(Stored records)

-----

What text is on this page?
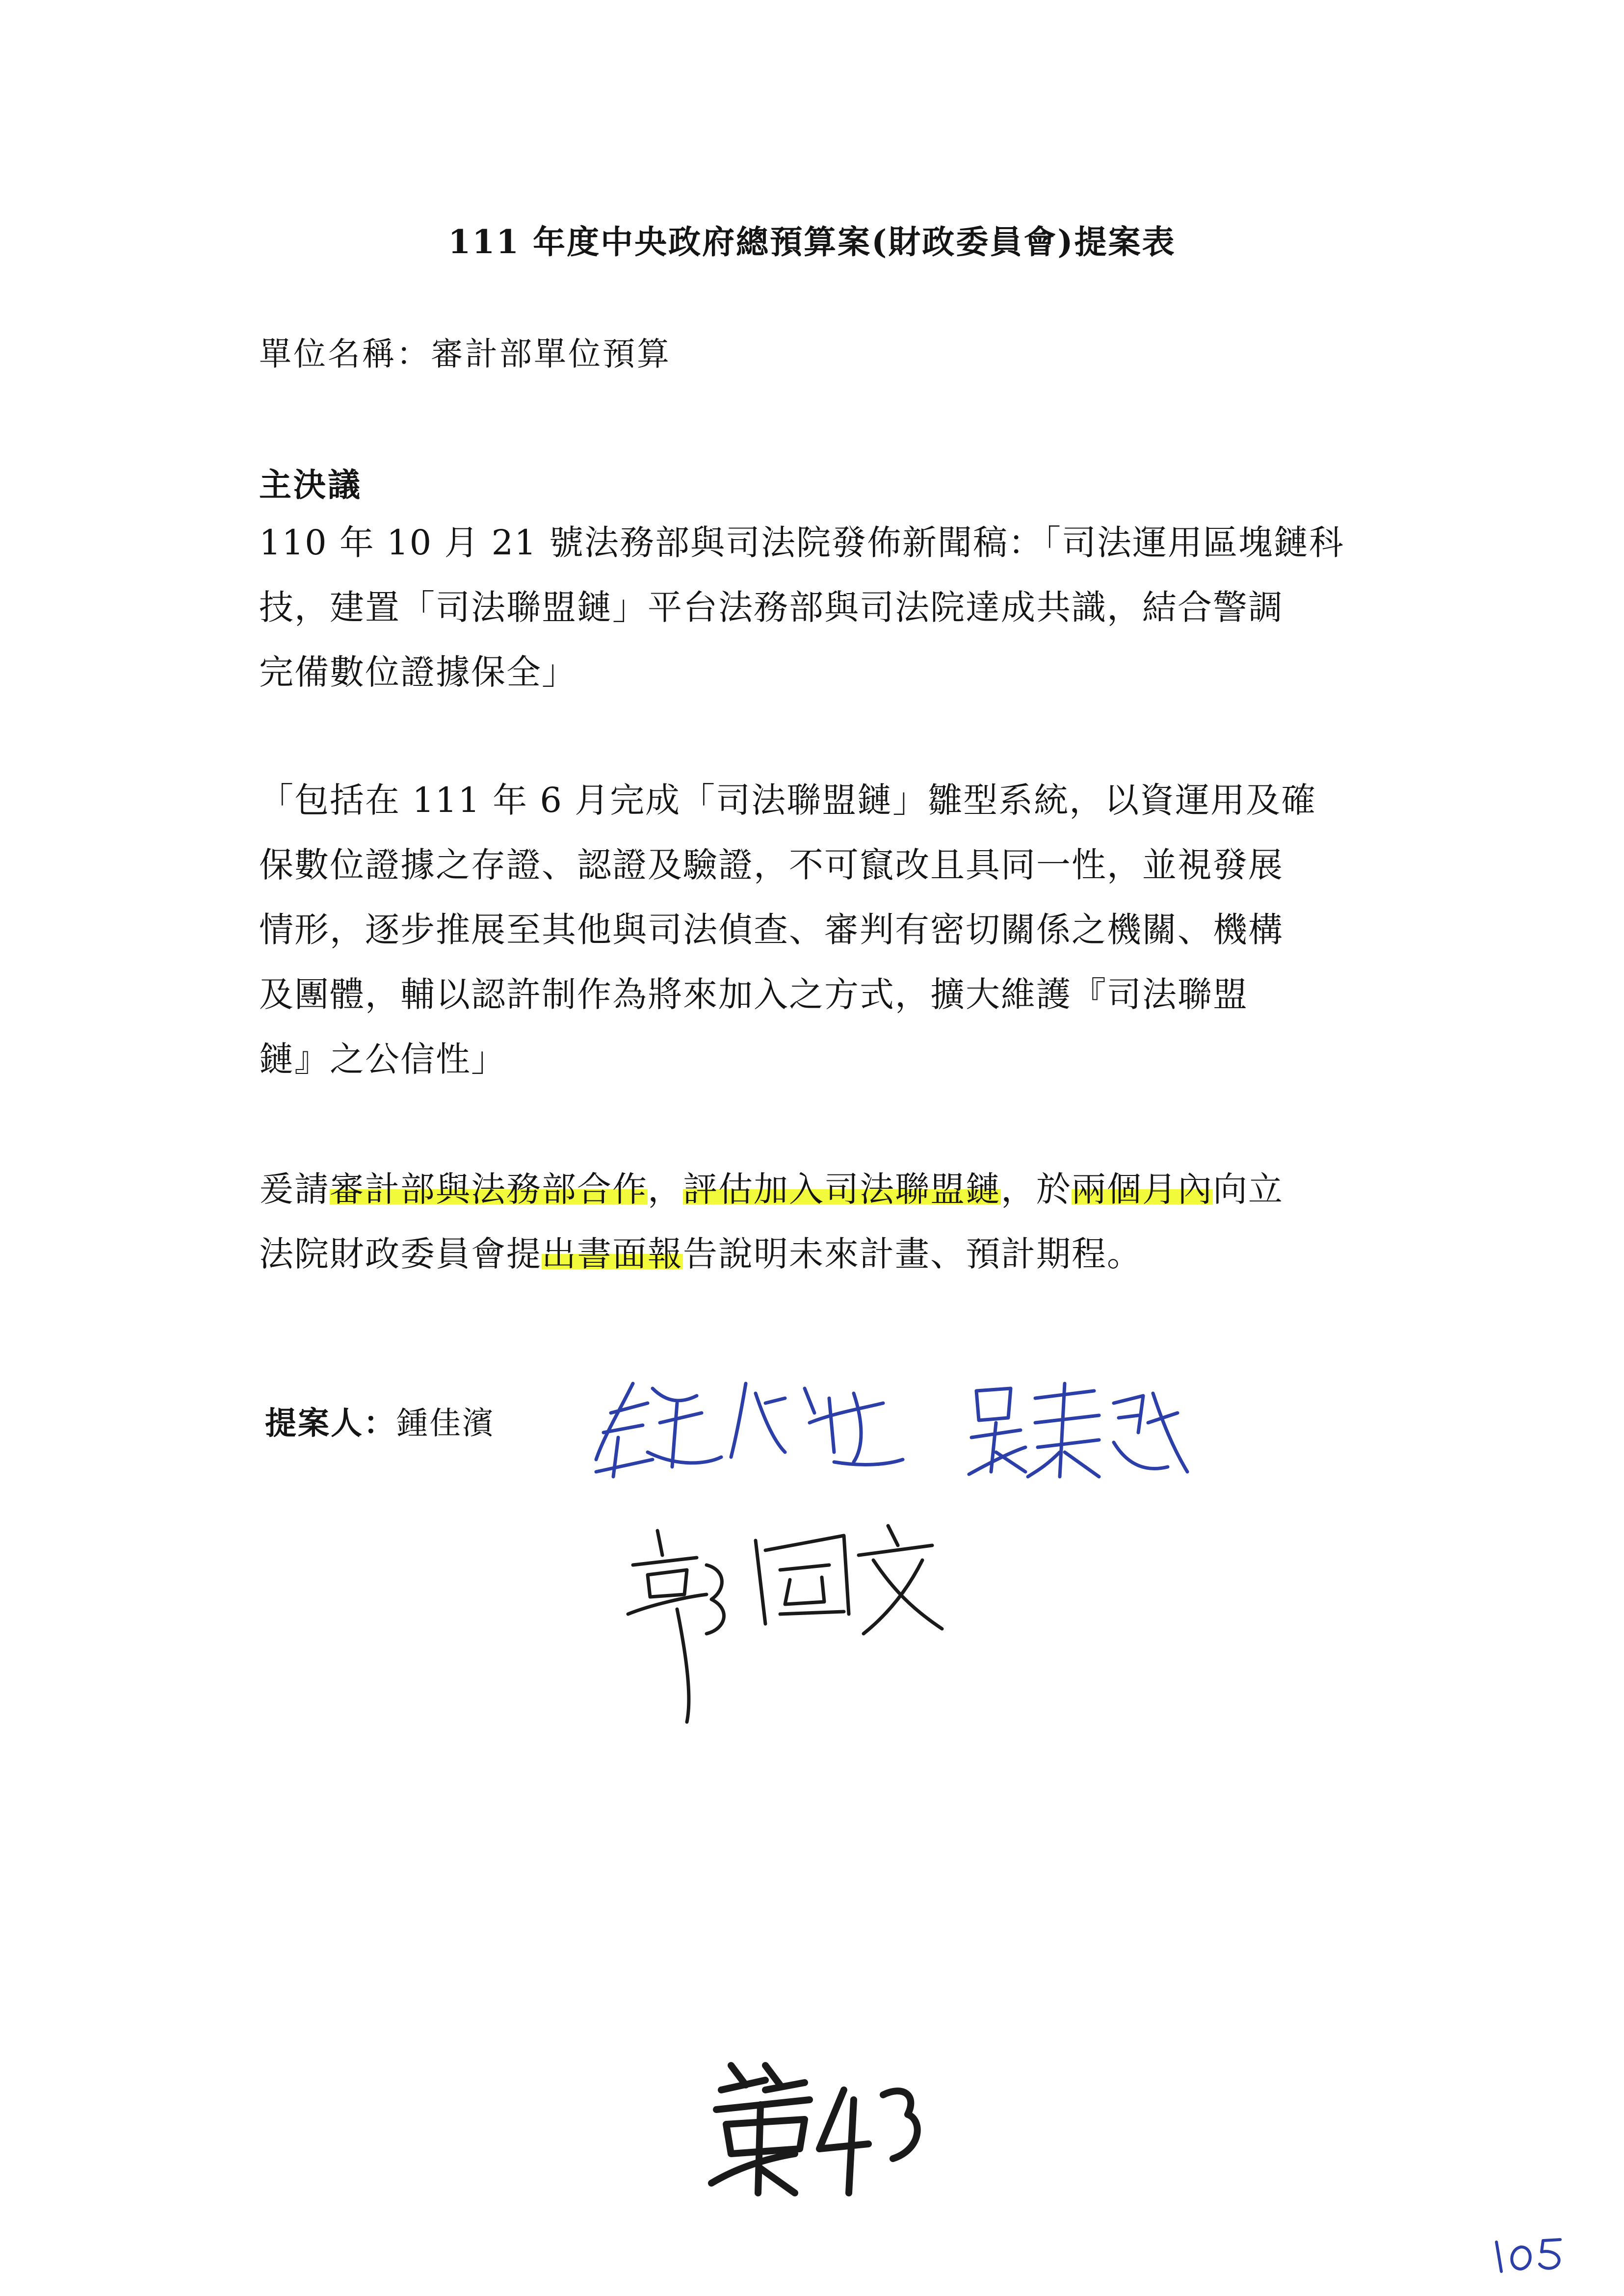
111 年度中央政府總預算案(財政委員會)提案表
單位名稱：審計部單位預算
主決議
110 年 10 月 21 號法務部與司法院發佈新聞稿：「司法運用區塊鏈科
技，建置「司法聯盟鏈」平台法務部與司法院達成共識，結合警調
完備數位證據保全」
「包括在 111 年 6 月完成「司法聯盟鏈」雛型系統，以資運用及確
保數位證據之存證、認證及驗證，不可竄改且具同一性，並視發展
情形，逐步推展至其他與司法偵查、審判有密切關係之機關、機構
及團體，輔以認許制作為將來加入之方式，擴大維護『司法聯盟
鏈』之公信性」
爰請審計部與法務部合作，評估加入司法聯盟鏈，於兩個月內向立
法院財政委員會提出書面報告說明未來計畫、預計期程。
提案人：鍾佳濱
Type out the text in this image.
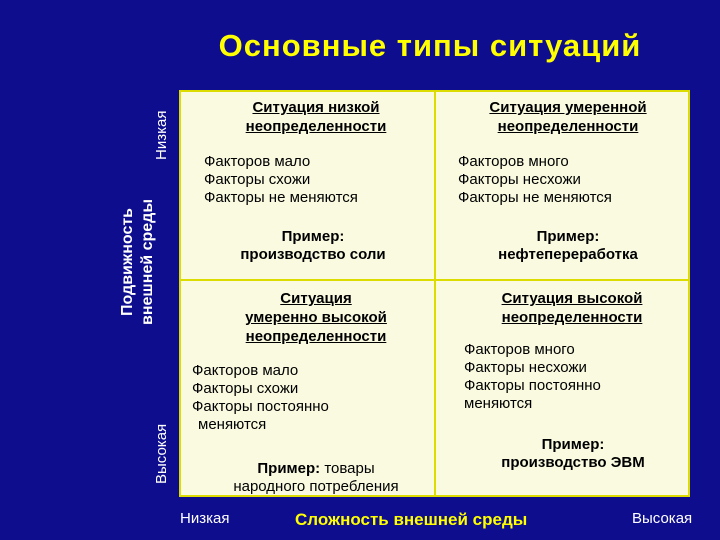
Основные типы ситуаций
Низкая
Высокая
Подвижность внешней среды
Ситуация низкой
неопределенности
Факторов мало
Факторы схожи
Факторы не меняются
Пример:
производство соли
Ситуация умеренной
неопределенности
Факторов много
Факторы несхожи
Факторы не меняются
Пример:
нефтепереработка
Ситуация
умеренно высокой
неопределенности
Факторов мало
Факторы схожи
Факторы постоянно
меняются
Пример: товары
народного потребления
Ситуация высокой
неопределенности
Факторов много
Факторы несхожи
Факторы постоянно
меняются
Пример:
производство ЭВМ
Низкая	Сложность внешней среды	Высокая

-----

Exercise details = List every line above that holds the word "внешней".

Response to this exercise =
Подвижность внешней среды
Низкая	Сложность внешней среды	Высокая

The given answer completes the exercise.